:: Provided information ::
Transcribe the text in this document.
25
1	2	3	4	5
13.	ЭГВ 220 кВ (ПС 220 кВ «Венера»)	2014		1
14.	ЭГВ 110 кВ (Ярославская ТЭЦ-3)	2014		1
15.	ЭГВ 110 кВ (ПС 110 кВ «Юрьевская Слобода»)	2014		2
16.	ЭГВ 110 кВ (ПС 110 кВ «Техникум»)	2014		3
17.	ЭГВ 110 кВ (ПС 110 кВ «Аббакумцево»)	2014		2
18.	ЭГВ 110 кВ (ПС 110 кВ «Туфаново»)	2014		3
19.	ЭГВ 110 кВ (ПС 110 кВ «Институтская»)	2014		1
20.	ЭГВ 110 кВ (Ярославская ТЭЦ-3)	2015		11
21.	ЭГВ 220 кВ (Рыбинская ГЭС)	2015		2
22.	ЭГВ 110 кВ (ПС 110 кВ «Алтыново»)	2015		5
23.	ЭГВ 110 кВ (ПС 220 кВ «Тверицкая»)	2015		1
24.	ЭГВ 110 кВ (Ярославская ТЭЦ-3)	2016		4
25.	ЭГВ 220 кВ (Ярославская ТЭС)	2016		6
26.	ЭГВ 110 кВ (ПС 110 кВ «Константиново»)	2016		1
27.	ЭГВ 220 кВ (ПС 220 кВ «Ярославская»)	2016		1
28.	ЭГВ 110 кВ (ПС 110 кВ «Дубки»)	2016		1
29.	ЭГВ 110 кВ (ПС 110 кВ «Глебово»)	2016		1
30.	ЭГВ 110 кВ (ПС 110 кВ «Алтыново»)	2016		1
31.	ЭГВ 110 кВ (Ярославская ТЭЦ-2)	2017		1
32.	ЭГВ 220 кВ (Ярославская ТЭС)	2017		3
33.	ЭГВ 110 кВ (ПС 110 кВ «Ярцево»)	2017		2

:: What is expected ::
Take each line of the material that contains the word "Алтыново" and list it.

:: Complete output ::
22.	ЭГВ 110 кВ (ПС 110 кВ «Алтыново»)	2015		5
30.	ЭГВ 110 кВ (ПС 110 кВ «Алтыново»)	2016		1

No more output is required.